AIM OF THE TASK -
Copy every line in the records below that contains the word "Switzerland".

GIVEN DATA -

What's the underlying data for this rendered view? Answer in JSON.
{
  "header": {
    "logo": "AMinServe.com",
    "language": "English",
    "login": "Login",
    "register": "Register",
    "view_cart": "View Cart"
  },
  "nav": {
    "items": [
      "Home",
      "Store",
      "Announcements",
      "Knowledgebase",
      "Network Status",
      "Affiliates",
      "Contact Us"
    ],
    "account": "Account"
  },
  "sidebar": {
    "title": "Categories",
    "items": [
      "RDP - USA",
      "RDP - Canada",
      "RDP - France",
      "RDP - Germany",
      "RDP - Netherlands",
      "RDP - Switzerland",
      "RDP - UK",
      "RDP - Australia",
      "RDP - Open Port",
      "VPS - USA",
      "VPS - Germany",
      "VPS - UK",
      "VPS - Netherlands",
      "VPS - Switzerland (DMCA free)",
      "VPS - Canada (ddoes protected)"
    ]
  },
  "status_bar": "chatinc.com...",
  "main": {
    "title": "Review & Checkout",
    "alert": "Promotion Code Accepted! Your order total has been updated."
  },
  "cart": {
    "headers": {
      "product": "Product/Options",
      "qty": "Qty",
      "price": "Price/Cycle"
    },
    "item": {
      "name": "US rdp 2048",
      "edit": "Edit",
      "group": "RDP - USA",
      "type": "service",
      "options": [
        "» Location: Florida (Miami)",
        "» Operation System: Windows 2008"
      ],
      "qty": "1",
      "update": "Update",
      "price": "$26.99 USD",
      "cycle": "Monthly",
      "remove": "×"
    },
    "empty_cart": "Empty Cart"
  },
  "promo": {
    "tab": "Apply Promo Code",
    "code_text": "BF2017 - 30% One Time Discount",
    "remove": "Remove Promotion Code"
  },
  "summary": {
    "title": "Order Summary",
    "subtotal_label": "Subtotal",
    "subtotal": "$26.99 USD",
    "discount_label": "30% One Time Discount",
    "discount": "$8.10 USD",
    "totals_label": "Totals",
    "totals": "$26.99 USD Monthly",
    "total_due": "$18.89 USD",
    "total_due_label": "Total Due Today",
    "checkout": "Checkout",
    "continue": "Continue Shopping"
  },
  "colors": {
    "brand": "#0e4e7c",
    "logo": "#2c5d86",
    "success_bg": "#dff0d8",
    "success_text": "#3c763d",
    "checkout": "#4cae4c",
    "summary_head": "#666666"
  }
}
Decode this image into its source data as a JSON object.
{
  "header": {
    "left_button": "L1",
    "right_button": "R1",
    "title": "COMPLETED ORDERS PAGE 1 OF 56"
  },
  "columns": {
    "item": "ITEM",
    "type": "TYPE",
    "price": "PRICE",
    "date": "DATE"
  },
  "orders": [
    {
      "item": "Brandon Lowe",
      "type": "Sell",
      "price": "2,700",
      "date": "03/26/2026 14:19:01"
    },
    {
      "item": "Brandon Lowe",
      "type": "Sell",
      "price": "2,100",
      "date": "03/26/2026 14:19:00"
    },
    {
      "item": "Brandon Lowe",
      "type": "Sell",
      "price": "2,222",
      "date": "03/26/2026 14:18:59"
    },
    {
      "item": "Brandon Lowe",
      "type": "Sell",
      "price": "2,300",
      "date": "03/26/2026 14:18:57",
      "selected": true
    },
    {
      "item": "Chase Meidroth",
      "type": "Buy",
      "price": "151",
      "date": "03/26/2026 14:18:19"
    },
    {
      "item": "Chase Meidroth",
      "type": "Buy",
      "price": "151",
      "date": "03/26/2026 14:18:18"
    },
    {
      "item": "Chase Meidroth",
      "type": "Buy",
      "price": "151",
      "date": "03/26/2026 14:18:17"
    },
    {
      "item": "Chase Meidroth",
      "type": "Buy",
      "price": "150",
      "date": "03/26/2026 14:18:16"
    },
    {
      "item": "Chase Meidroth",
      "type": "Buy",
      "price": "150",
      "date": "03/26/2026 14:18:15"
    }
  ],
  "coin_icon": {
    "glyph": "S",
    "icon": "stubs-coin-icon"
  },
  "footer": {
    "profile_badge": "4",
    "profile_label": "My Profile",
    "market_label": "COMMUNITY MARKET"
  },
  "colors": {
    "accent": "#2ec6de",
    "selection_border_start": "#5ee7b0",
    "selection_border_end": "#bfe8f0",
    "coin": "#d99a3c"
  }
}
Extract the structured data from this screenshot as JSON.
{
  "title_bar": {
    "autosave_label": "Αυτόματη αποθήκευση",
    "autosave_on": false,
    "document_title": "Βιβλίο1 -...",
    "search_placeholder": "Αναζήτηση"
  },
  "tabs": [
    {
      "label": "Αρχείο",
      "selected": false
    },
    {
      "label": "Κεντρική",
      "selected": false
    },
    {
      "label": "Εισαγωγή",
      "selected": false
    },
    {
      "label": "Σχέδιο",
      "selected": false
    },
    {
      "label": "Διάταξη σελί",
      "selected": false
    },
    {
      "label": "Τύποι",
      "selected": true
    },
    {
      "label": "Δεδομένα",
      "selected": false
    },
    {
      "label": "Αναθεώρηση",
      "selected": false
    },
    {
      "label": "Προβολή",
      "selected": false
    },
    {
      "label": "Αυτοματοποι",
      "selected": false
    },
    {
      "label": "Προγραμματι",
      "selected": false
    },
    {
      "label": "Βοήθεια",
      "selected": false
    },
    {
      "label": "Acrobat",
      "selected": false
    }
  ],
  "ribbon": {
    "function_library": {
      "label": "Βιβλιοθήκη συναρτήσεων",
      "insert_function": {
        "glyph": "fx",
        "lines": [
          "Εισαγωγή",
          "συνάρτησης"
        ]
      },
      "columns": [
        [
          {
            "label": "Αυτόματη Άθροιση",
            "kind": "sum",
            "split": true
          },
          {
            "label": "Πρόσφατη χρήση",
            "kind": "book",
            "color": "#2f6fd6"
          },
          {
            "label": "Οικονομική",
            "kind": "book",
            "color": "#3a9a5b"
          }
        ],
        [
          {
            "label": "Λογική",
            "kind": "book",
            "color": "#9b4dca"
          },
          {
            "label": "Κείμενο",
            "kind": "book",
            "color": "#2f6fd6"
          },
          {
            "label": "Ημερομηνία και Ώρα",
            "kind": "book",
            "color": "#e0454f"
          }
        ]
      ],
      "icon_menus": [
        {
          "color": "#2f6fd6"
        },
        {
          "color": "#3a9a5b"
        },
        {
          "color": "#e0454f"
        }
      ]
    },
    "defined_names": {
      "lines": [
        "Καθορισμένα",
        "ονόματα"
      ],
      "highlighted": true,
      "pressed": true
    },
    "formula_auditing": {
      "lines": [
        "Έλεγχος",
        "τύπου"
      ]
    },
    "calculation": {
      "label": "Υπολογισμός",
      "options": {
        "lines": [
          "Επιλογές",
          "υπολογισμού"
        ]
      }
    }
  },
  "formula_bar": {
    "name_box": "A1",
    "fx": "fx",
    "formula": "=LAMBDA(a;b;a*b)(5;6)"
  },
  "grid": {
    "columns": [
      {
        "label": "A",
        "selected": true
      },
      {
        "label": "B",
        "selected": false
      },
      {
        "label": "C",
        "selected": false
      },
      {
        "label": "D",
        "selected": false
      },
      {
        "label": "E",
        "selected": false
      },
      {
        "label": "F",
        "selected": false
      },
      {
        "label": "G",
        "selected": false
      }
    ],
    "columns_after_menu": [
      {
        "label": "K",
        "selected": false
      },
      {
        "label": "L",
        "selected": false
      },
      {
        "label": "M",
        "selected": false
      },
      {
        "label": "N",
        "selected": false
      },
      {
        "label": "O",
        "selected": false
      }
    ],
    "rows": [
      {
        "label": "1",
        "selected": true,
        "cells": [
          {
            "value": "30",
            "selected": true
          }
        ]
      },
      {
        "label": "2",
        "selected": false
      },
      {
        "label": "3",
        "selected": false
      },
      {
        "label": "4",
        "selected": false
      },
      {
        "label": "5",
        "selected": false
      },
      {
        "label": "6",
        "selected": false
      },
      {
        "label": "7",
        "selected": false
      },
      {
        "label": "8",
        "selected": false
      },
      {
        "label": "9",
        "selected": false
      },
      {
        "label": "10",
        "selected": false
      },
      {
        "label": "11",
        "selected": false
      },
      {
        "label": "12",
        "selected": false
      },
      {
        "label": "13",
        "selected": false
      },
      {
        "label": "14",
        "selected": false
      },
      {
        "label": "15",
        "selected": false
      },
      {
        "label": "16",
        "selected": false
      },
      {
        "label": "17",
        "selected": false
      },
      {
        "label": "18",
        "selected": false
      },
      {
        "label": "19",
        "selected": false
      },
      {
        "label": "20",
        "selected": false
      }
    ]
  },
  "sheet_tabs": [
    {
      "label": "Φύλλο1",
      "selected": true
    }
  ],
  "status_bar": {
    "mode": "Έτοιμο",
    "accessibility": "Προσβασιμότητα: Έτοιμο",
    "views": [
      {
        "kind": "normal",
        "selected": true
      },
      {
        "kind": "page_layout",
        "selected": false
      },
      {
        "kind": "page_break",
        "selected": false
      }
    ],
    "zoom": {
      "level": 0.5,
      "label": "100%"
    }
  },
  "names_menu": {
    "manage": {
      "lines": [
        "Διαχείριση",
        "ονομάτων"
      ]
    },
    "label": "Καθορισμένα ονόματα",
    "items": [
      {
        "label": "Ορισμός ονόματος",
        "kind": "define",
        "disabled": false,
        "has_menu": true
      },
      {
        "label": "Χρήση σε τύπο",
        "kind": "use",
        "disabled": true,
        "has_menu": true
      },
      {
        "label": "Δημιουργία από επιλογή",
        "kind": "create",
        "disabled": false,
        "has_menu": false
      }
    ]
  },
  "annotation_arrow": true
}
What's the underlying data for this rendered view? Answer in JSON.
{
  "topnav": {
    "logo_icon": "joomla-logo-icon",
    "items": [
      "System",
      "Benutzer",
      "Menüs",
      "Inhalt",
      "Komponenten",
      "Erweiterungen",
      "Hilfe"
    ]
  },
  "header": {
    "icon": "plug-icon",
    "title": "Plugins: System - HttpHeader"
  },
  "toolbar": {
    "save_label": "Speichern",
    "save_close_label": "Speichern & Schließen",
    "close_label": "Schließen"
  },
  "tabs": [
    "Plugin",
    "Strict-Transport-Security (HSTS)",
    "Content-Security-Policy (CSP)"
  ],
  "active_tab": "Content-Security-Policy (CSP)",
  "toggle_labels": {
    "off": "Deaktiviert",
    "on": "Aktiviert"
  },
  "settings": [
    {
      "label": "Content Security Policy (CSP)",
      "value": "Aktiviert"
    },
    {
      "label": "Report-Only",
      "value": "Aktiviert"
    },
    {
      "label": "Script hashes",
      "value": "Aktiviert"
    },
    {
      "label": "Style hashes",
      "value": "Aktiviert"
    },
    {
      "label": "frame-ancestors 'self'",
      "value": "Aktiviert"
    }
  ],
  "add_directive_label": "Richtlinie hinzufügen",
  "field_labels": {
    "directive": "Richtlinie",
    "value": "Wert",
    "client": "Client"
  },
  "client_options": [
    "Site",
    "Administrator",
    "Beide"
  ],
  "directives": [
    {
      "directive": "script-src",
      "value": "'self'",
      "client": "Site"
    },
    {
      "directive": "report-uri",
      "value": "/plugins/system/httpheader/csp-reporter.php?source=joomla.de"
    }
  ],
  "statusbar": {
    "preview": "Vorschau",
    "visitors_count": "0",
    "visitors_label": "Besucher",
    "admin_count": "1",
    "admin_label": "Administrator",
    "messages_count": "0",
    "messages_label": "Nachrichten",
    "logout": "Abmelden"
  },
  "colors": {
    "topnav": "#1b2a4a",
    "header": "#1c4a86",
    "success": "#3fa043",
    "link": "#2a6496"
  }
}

EXERCISE RESPONSE -
      "RDP - Switzerland",
      "VPS - Switzerland (DMCA free)",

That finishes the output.